- _Do this_
Pull out from the material below all lines with "detached".
************
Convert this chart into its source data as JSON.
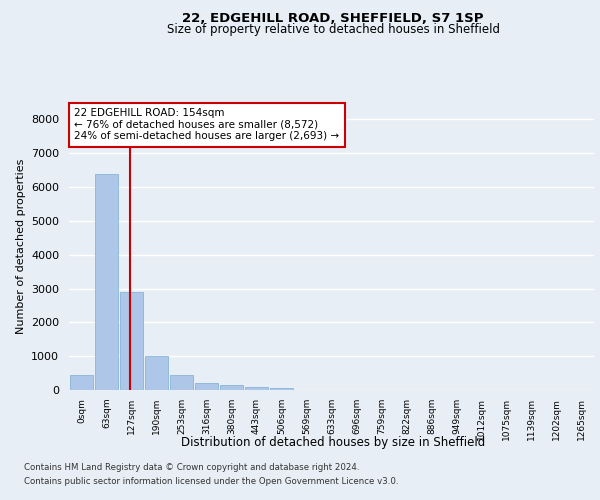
{
  "title1": "22, EDGEHILL ROAD, SHEFFIELD, S7 1SP",
  "title2": "Size of property relative to detached houses in Sheffield",
  "xlabel": "Distribution of detached houses by size in Sheffield",
  "ylabel": "Number of detached properties",
  "footer1": "Contains HM Land Registry data © Crown copyright and database right 2024.",
  "footer2": "Contains public sector information licensed under the Open Government Licence v3.0.",
  "annotation_line1": "22 EDGEHILL ROAD: 154sqm",
  "annotation_line2": "← 76% of detached houses are smaller (8,572)",
  "annotation_line3": "24% of semi-detached houses are larger (2,693) →",
  "bar_labels": [
    "0sqm",
    "63sqm",
    "127sqm",
    "190sqm",
    "253sqm",
    "316sqm",
    "380sqm",
    "443sqm",
    "506sqm",
    "569sqm",
    "633sqm",
    "696sqm",
    "759sqm",
    "822sqm",
    "886sqm",
    "949sqm",
    "1012sqm",
    "1075sqm",
    "1139sqm",
    "1202sqm",
    "1265sqm"
  ],
  "bar_values": [
    450,
    6400,
    2900,
    1000,
    450,
    200,
    150,
    100,
    70,
    0,
    0,
    0,
    0,
    0,
    0,
    0,
    0,
    0,
    0,
    0,
    0
  ],
  "bar_color": "#aec6e8",
  "bar_edge_color": "#7aadd4",
  "vline_color": "#cc0000",
  "ylim": [
    0,
    8500
  ],
  "yticks": [
    0,
    1000,
    2000,
    3000,
    4000,
    5000,
    6000,
    7000,
    8000
  ],
  "bg_color": "#e8eef5",
  "grid_color": "#ffffff",
  "annotation_box_color": "#cc0000"
}
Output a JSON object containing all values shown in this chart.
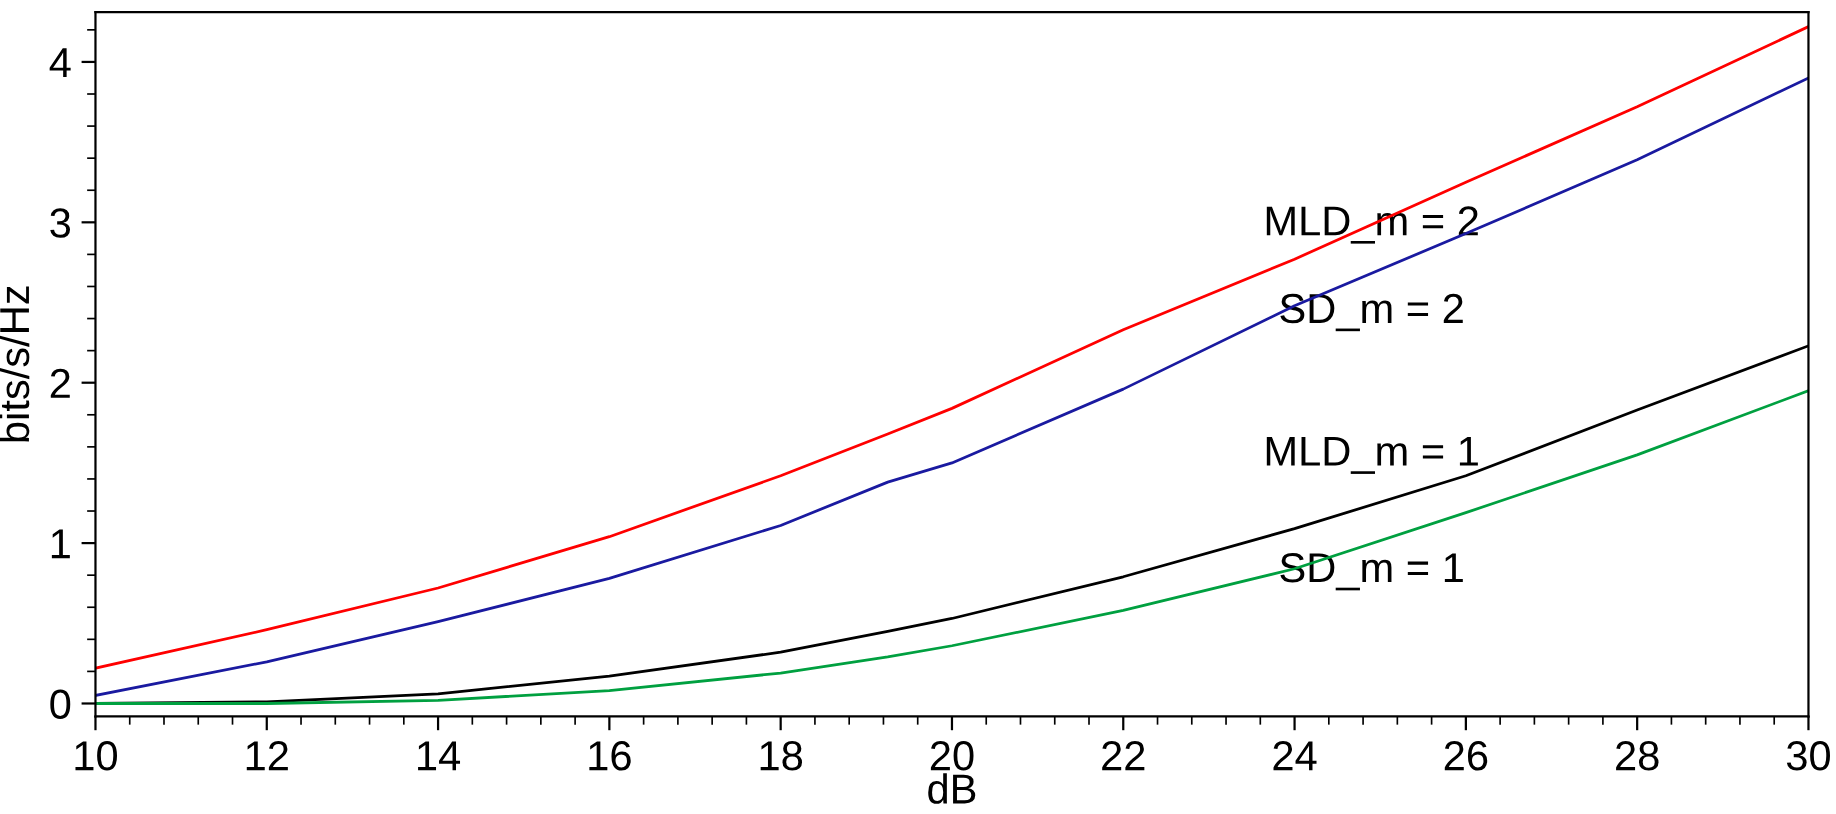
{
  "chart_data": {
    "type": "line",
    "xlabel": "dB",
    "ylabel": "bits/s/Hz",
    "x": [
      10,
      12,
      14,
      16,
      18,
      19.25,
      20,
      22,
      24,
      26,
      28,
      30
    ],
    "xlim": [
      10,
      30
    ],
    "xticks": [
      10,
      12,
      14,
      16,
      18,
      20,
      22,
      24,
      26,
      28,
      30
    ],
    "ylim": [
      -0.08,
      4.31
    ],
    "yticks": [
      0,
      1,
      2,
      3,
      4
    ],
    "grid": false,
    "legend": false,
    "marker": "none",
    "line_style": "solid",
    "series": [
      {
        "name": "MLD_m = 2",
        "color": "#ff0000",
        "values": [
          0.22,
          0.46,
          0.72,
          1.04,
          1.42,
          1.68,
          1.84,
          2.33,
          2.77,
          3.25,
          3.72,
          4.22
        ]
      },
      {
        "name": "SD_m = 2",
        "color": "#1a1aa0",
        "values": [
          0.05,
          0.26,
          0.51,
          0.78,
          1.11,
          1.38,
          1.5,
          1.96,
          2.48,
          2.93,
          3.39,
          3.9
        ]
      },
      {
        "name": "MLD_m = 1",
        "color": "#000000",
        "values": [
          0,
          0.01,
          0.06,
          0.17,
          0.32,
          0.45,
          0.53,
          0.79,
          1.09,
          1.42,
          1.83,
          2.23
        ]
      },
      {
        "name": "SD_m = 1",
        "color": "#00a040",
        "values": [
          0,
          0,
          0.02,
          0.08,
          0.19,
          0.29,
          0.36,
          0.58,
          0.84,
          1.19,
          1.55,
          1.95
        ]
      }
    ]
  }
}
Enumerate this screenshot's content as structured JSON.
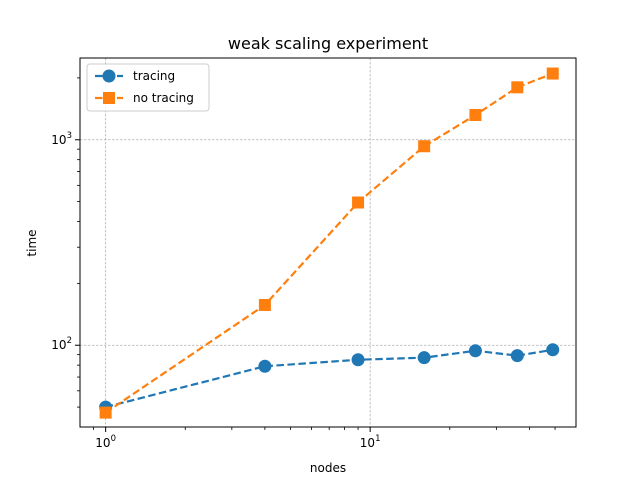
************
- _The answer_
  "title2": "Size of property relative to detached houses in Sheffield",
  "xlabel": "Distribution of detached houses by size in Sheffield",
  "ylabel": "Number of detached properties",
  "annotation_line2": "← 76% of detached houses are smaller (8,572)",
  "annotation_line3": "24% of semi-detached houses are larger (2,693) →",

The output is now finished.